**Work to complete:**
Restate each line of the listing exactly, without carrying over any pictures.

**Dataset entries on figures:**
__________

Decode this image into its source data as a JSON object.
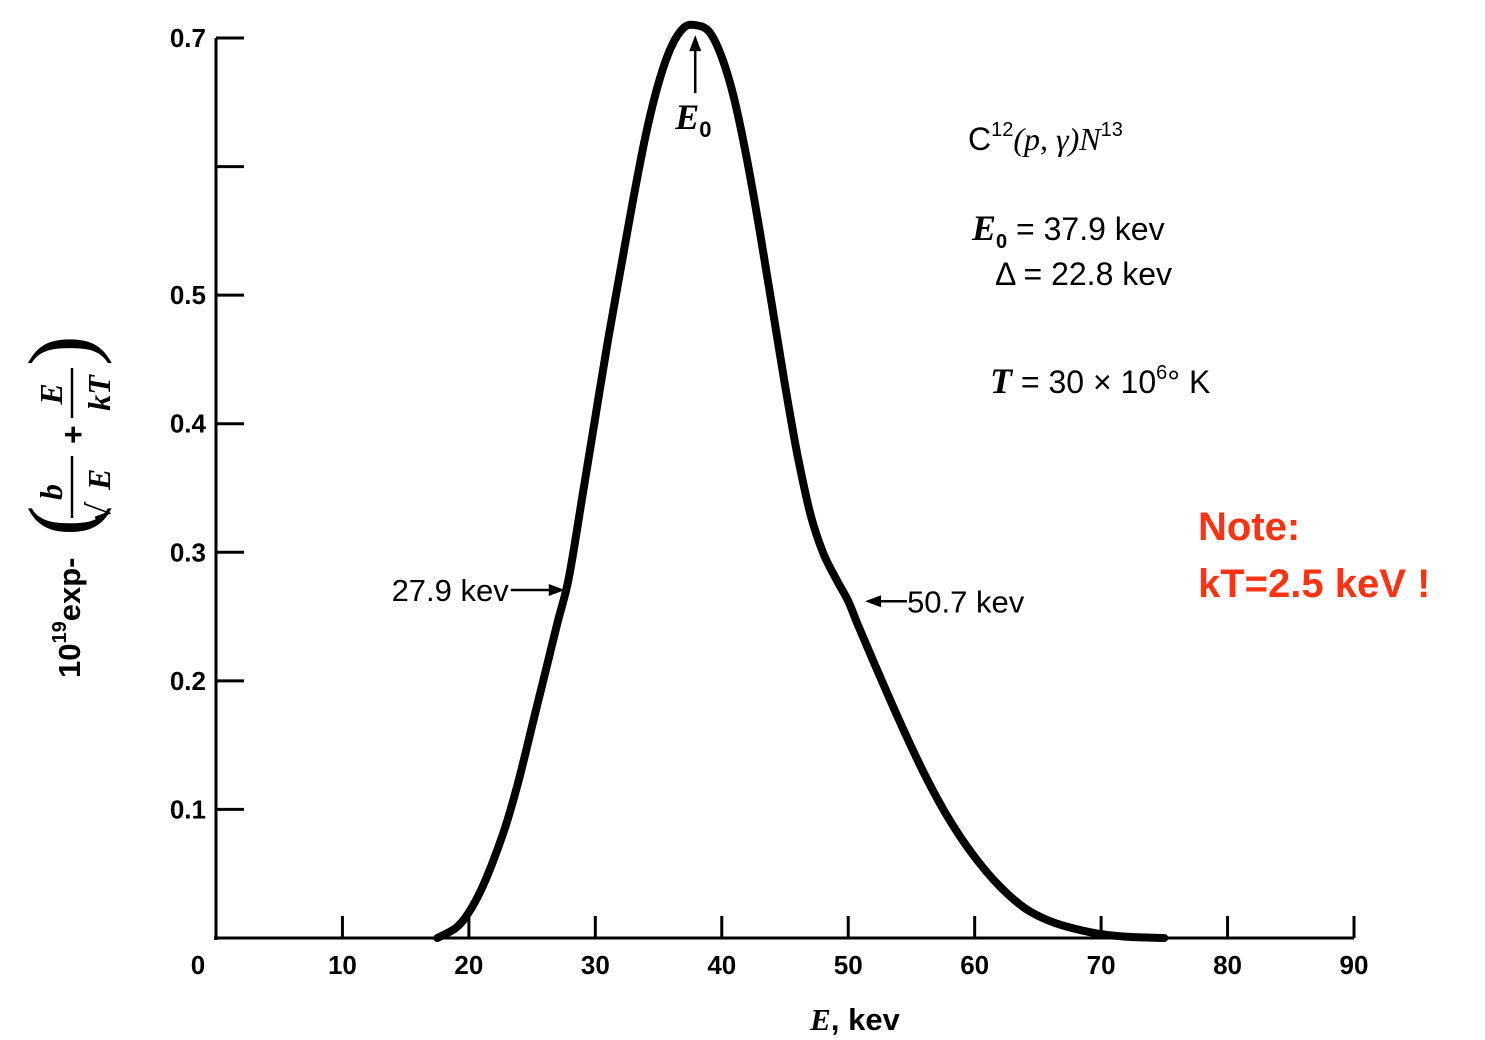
{
  "chart_data": {
    "type": "line",
    "xlabel": {
      "var": "E",
      "unit": ", kev"
    },
    "ylabel": {
      "prefix": "10",
      "exp": "19",
      "func": "exp-",
      "b": "b",
      "root": "√",
      "E1": "E",
      "plus": "+",
      "E2": "E",
      "kT": "kT"
    },
    "xlim": [
      0,
      90
    ],
    "ylim": [
      0,
      0.7
    ],
    "x_ticks": [
      0,
      10,
      20,
      30,
      40,
      50,
      60,
      70,
      80,
      90
    ],
    "x_tick_labels": [
      "0",
      "10",
      "20",
      "30",
      "40",
      "50",
      "60",
      "70",
      "80",
      "90"
    ],
    "y_ticks": [
      0.1,
      0.2,
      0.3,
      0.4,
      0.5,
      0.6,
      0.7
    ],
    "y_tick_labels": [
      "0.1",
      "0.2",
      "0.3",
      "0.4",
      "0.5",
      "",
      "0.7"
    ],
    "series": [
      {
        "x": [
          17.5,
          19,
          20,
          21,
          22,
          23,
          24,
          25,
          26,
          27,
          27.9,
          29,
          30,
          31,
          32,
          33,
          34,
          35,
          36,
          37,
          37.9,
          39,
          40,
          41,
          42,
          43,
          44,
          45,
          46,
          47,
          48,
          49,
          50,
          50.7,
          52,
          54,
          56,
          58,
          60,
          62,
          64,
          66,
          68,
          70,
          72,
          75
        ],
        "y": [
          0.0,
          0.008,
          0.02,
          0.038,
          0.062,
          0.09,
          0.125,
          0.165,
          0.205,
          0.245,
          0.28,
          0.345,
          0.405,
          0.465,
          0.52,
          0.575,
          0.625,
          0.665,
          0.693,
          0.708,
          0.71,
          0.705,
          0.685,
          0.652,
          0.605,
          0.55,
          0.49,
          0.43,
          0.375,
          0.33,
          0.3,
          0.28,
          0.262,
          0.245,
          0.215,
          0.17,
          0.128,
          0.092,
          0.063,
          0.04,
          0.023,
          0.013,
          0.007,
          0.003,
          0.001,
          0.0
        ]
      }
    ],
    "annotations": {
      "peak": {
        "x": 37.9,
        "label_main": "E",
        "label_sub": "0"
      },
      "left": {
        "x": 27.9,
        "y": 0.28,
        "text": "27.9 kev"
      },
      "right": {
        "x": 50.7,
        "y": 0.265,
        "text": "50.7 kev"
      },
      "reaction": {
        "c": "C",
        "c_sup": "12",
        "mid": "(p, γ)N",
        "n_sup": "13"
      },
      "e0": {
        "sym": "E",
        "sub": "0",
        "eq": " = 37.9 kev"
      },
      "delta": {
        "text": "Δ = 22.8 kev"
      },
      "temp": {
        "sym": "T",
        "eq": " = 30 × 10",
        "sup": "6",
        "unit": "° K"
      }
    },
    "note": {
      "line1": "Note:",
      "line2": "kT=2.5 keV !",
      "color": "#ff3311"
    }
  }
}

__________

**Reply:**
Decode this image into its source data as a JSON object.
{
  "chart_data": {
    "type": "line",
    "xlabel": {
      "var": "E",
      "unit": ", kev"
    },
    "ylabel": {
      "prefix": "10",
      "exp": "19",
      "func": "exp-",
      "b": "b",
      "root": "√",
      "E1": "E",
      "plus": "+",
      "E2": "E",
      "kT": "kT"
    },
    "xlim": [
      0,
      90
    ],
    "ylim": [
      0,
      0.7
    ],
    "x_ticks": [
      0,
      10,
      20,
      30,
      40,
      50,
      60,
      70,
      80,
      90
    ],
    "x_tick_labels": [
      "0",
      "10",
      "20",
      "30",
      "40",
      "50",
      "60",
      "70",
      "80",
      "90"
    ],
    "y_ticks": [
      0.1,
      0.2,
      0.3,
      0.4,
      0.5,
      0.6,
      0.7
    ],
    "y_tick_labels": [
      "0.1",
      "0.2",
      "0.3",
      "0.4",
      "0.5",
      "",
      "0.7"
    ],
    "series": [
      {
        "x": [
          17.5,
          19,
          20,
          21,
          22,
          23,
          24,
          25,
          26,
          27,
          27.9,
          29,
          30,
          31,
          32,
          33,
          34,
          35,
          36,
          37,
          37.9,
          39,
          40,
          41,
          42,
          43,
          44,
          45,
          46,
          47,
          48,
          49,
          50,
          50.7,
          52,
          54,
          56,
          58,
          60,
          62,
          64,
          66,
          68,
          70,
          72,
          75
        ],
        "y": [
          0.0,
          0.008,
          0.02,
          0.038,
          0.062,
          0.09,
          0.125,
          0.165,
          0.205,
          0.245,
          0.28,
          0.345,
          0.405,
          0.465,
          0.52,
          0.575,
          0.625,
          0.665,
          0.693,
          0.708,
          0.71,
          0.705,
          0.685,
          0.652,
          0.605,
          0.55,
          0.49,
          0.43,
          0.375,
          0.33,
          0.3,
          0.28,
          0.262,
          0.245,
          0.215,
          0.17,
          0.128,
          0.092,
          0.063,
          0.04,
          0.023,
          0.013,
          0.007,
          0.003,
          0.001,
          0.0
        ]
      }
    ],
    "annotations": {
      "peak": {
        "x": 37.9,
        "label_main": "E",
        "label_sub": "0"
      },
      "left": {
        "x": 27.9,
        "y": 0.28,
        "text": "27.9 kev"
      },
      "right": {
        "x": 50.7,
        "y": 0.265,
        "text": "50.7 kev"
      },
      "reaction": {
        "c": "C",
        "c_sup": "12",
        "mid": "(p, γ)N",
        "n_sup": "13"
      },
      "e0": {
        "sym": "E",
        "sub": "0",
        "eq": " = 37.9 kev"
      },
      "delta": {
        "text": "Δ = 22.8 kev"
      },
      "temp": {
        "sym": "T",
        "eq": " = 30 × 10",
        "sup": "6",
        "unit": "° K"
      }
    },
    "note": {
      "line1": "Note:",
      "line2": "kT=2.5 keV !",
      "color": "#ff3311"
    }
  }
}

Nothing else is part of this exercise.